» Goal
Write out every line of the material as it stands, apart from the pictures.

Excerpt from a dataset:
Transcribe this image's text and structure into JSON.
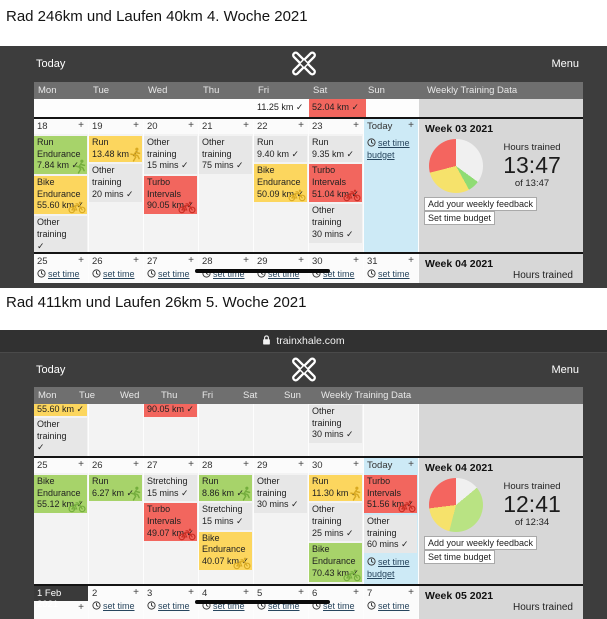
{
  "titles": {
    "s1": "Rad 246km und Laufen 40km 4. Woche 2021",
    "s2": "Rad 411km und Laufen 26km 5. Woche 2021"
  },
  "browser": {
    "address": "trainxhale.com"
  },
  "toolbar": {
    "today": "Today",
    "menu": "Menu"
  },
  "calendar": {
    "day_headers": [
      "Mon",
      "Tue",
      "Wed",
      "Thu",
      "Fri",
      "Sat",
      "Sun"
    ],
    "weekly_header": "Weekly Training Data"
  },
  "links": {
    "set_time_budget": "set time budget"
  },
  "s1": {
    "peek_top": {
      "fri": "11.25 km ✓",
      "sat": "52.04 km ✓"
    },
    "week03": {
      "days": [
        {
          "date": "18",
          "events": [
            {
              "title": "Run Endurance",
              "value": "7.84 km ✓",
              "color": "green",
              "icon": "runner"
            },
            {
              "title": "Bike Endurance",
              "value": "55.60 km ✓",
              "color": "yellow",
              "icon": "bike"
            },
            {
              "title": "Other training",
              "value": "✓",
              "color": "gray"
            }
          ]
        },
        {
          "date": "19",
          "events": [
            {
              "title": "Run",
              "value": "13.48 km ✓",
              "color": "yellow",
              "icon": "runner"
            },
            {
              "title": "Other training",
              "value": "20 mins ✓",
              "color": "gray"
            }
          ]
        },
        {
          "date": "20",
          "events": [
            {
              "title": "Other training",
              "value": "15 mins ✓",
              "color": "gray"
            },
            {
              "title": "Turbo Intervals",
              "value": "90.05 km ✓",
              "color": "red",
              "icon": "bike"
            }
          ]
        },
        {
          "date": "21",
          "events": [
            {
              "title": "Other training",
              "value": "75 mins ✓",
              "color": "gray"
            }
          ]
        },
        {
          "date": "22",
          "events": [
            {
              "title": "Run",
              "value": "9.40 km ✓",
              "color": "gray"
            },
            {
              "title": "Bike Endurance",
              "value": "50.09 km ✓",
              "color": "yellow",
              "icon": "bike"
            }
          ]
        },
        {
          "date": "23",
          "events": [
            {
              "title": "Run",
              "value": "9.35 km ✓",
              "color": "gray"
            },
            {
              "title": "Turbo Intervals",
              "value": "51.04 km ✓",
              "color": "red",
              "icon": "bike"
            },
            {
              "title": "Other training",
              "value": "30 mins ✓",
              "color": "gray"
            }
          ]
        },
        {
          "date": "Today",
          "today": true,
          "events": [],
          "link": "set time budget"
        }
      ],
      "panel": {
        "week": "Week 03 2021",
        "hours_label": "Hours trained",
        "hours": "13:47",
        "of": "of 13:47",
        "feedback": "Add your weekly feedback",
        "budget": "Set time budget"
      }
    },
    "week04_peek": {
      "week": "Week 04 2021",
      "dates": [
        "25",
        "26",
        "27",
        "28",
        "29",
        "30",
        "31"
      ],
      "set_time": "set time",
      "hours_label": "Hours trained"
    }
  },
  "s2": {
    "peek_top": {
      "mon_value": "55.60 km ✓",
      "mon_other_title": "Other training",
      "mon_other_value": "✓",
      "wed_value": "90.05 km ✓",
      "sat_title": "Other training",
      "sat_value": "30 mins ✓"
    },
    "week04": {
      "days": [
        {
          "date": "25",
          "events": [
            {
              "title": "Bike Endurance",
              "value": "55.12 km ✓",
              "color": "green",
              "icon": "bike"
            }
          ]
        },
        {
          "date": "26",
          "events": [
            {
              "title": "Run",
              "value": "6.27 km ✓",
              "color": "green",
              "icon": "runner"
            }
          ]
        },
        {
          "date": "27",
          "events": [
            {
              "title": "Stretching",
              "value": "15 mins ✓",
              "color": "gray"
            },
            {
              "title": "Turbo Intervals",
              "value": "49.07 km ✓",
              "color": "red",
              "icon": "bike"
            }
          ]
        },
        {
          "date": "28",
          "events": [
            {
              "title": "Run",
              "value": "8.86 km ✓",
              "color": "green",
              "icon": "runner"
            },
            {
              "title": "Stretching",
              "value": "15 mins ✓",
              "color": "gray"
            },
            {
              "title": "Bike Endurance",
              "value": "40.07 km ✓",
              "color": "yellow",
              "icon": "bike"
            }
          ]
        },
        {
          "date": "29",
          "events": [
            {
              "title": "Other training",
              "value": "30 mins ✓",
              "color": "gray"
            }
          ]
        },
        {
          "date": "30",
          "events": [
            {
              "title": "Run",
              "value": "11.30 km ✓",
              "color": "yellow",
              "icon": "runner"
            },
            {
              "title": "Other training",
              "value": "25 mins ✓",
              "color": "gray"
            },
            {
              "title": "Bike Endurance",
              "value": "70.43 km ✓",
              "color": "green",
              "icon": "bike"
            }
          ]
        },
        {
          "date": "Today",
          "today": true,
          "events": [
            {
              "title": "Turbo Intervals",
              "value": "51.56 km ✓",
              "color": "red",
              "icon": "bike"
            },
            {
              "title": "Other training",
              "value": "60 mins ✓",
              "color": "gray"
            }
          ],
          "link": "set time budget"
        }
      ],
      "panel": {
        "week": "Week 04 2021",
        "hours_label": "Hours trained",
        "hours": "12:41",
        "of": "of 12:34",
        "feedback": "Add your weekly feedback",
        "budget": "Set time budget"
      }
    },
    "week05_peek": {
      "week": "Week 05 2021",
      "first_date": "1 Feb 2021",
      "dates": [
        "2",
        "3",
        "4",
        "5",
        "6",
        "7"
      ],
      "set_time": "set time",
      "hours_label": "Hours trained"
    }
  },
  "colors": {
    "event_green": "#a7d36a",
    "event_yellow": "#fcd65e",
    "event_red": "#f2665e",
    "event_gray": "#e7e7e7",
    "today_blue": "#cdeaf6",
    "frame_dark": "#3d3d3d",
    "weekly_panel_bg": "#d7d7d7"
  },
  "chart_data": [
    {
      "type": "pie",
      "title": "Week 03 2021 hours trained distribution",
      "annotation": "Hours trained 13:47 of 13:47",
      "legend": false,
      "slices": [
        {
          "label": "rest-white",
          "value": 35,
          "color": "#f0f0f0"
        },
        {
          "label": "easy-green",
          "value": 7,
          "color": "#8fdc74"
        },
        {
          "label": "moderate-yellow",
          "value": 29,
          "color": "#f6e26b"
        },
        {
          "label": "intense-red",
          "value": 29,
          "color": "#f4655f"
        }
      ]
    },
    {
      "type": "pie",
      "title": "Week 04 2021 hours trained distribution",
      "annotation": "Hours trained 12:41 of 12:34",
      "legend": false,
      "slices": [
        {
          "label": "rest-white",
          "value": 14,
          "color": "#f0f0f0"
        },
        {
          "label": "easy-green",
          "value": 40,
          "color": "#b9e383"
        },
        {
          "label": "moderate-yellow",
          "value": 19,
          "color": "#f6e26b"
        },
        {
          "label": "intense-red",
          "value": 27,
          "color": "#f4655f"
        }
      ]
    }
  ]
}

» The solution
Transcribe this image's text and structure into JSON.
{
  "titles": {
    "s1": "Rad 246km und Laufen 40km 4. Woche 2021",
    "s2": "Rad 411km und Laufen 26km 5. Woche 2021"
  },
  "browser": {
    "address": "trainxhale.com"
  },
  "toolbar": {
    "today": "Today",
    "menu": "Menu"
  },
  "calendar": {
    "day_headers": [
      "Mon",
      "Tue",
      "Wed",
      "Thu",
      "Fri",
      "Sat",
      "Sun"
    ],
    "weekly_header": "Weekly Training Data"
  },
  "links": {
    "set_time_budget": "set time budget"
  },
  "s1": {
    "peek_top": {
      "fri": "11.25 km ✓",
      "sat": "52.04 km ✓"
    },
    "week03": {
      "days": [
        {
          "date": "18",
          "events": [
            {
              "title": "Run Endurance",
              "value": "7.84 km ✓",
              "color": "green",
              "icon": "runner"
            },
            {
              "title": "Bike Endurance",
              "value": "55.60 km ✓",
              "color": "yellow",
              "icon": "bike"
            },
            {
              "title": "Other training",
              "value": "✓",
              "color": "gray"
            }
          ]
        },
        {
          "date": "19",
          "events": [
            {
              "title": "Run",
              "value": "13.48 km ✓",
              "color": "yellow",
              "icon": "runner"
            },
            {
              "title": "Other training",
              "value": "20 mins ✓",
              "color": "gray"
            }
          ]
        },
        {
          "date": "20",
          "events": [
            {
              "title": "Other training",
              "value": "15 mins ✓",
              "color": "gray"
            },
            {
              "title": "Turbo Intervals",
              "value": "90.05 km ✓",
              "color": "red",
              "icon": "bike"
            }
          ]
        },
        {
          "date": "21",
          "events": [
            {
              "title": "Other training",
              "value": "75 mins ✓",
              "color": "gray"
            }
          ]
        },
        {
          "date": "22",
          "events": [
            {
              "title": "Run",
              "value": "9.40 km ✓",
              "color": "gray"
            },
            {
              "title": "Bike Endurance",
              "value": "50.09 km ✓",
              "color": "yellow",
              "icon": "bike"
            }
          ]
        },
        {
          "date": "23",
          "events": [
            {
              "title": "Run",
              "value": "9.35 km ✓",
              "color": "gray"
            },
            {
              "title": "Turbo Intervals",
              "value": "51.04 km ✓",
              "color": "red",
              "icon": "bike"
            },
            {
              "title": "Other training",
              "value": "30 mins ✓",
              "color": "gray"
            }
          ]
        },
        {
          "date": "Today",
          "today": true,
          "events": [],
          "link": "set time budget"
        }
      ],
      "panel": {
        "week": "Week 03 2021",
        "hours_label": "Hours trained",
        "hours": "13:47",
        "of": "of 13:47",
        "feedback": "Add your weekly feedback",
        "budget": "Set time budget"
      }
    },
    "week04_peek": {
      "week": "Week 04 2021",
      "dates": [
        "25",
        "26",
        "27",
        "28",
        "29",
        "30",
        "31"
      ],
      "set_time": "set time",
      "hours_label": "Hours trained"
    }
  },
  "s2": {
    "peek_top": {
      "mon_value": "55.60 km ✓",
      "mon_other_title": "Other training",
      "mon_other_value": "✓",
      "wed_value": "90.05 km ✓",
      "sat_title": "Other training",
      "sat_value": "30 mins ✓"
    },
    "week04": {
      "days": [
        {
          "date": "25",
          "events": [
            {
              "title": "Bike Endurance",
              "value": "55.12 km ✓",
              "color": "green",
              "icon": "bike"
            }
          ]
        },
        {
          "date": "26",
          "events": [
            {
              "title": "Run",
              "value": "6.27 km ✓",
              "color": "green",
              "icon": "runner"
            }
          ]
        },
        {
          "date": "27",
          "events": [
            {
              "title": "Stretching",
              "value": "15 mins ✓",
              "color": "gray"
            },
            {
              "title": "Turbo Intervals",
              "value": "49.07 km ✓",
              "color": "red",
              "icon": "bike"
            }
          ]
        },
        {
          "date": "28",
          "events": [
            {
              "title": "Run",
              "value": "8.86 km ✓",
              "color": "green",
              "icon": "runner"
            },
            {
              "title": "Stretching",
              "value": "15 mins ✓",
              "color": "gray"
            },
            {
              "title": "Bike Endurance",
              "value": "40.07 km ✓",
              "color": "yellow",
              "icon": "bike"
            }
          ]
        },
        {
          "date": "29",
          "events": [
            {
              "title": "Other training",
              "value": "30 mins ✓",
              "color": "gray"
            }
          ]
        },
        {
          "date": "30",
          "events": [
            {
              "title": "Run",
              "value": "11.30 km ✓",
              "color": "yellow",
              "icon": "runner"
            },
            {
              "title": "Other training",
              "value": "25 mins ✓",
              "color": "gray"
            },
            {
              "title": "Bike Endurance",
              "value": "70.43 km ✓",
              "color": "green",
              "icon": "bike"
            }
          ]
        },
        {
          "date": "Today",
          "today": true,
          "events": [
            {
              "title": "Turbo Intervals",
              "value": "51.56 km ✓",
              "color": "red",
              "icon": "bike"
            },
            {
              "title": "Other training",
              "value": "60 mins ✓",
              "color": "gray"
            }
          ],
          "link": "set time budget"
        }
      ],
      "panel": {
        "week": "Week 04 2021",
        "hours_label": "Hours trained",
        "hours": "12:41",
        "of": "of 12:34",
        "feedback": "Add your weekly feedback",
        "budget": "Set time budget"
      }
    },
    "week05_peek": {
      "week": "Week 05 2021",
      "first_date": "1 Feb 2021",
      "dates": [
        "2",
        "3",
        "4",
        "5",
        "6",
        "7"
      ],
      "set_time": "set time",
      "hours_label": "Hours trained"
    }
  },
  "colors": {
    "event_green": "#a7d36a",
    "event_yellow": "#fcd65e",
    "event_red": "#f2665e",
    "event_gray": "#e7e7e7",
    "today_blue": "#cdeaf6",
    "frame_dark": "#3d3d3d",
    "weekly_panel_bg": "#d7d7d7"
  },
  "chart_data": [
    {
      "type": "pie",
      "title": "Week 03 2021 hours trained distribution",
      "annotation": "Hours trained 13:47 of 13:47",
      "legend": false,
      "slices": [
        {
          "label": "rest-white",
          "value": 35,
          "color": "#f0f0f0"
        },
        {
          "label": "easy-green",
          "value": 7,
          "color": "#8fdc74"
        },
        {
          "label": "moderate-yellow",
          "value": 29,
          "color": "#f6e26b"
        },
        {
          "label": "intense-red",
          "value": 29,
          "color": "#f4655f"
        }
      ]
    },
    {
      "type": "pie",
      "title": "Week 04 2021 hours trained distribution",
      "annotation": "Hours trained 12:41 of 12:34",
      "legend": false,
      "slices": [
        {
          "label": "rest-white",
          "value": 14,
          "color": "#f0f0f0"
        },
        {
          "label": "easy-green",
          "value": 40,
          "color": "#b9e383"
        },
        {
          "label": "moderate-yellow",
          "value": 19,
          "color": "#f6e26b"
        },
        {
          "label": "intense-red",
          "value": 27,
          "color": "#f4655f"
        }
      ]
    }
  ]
}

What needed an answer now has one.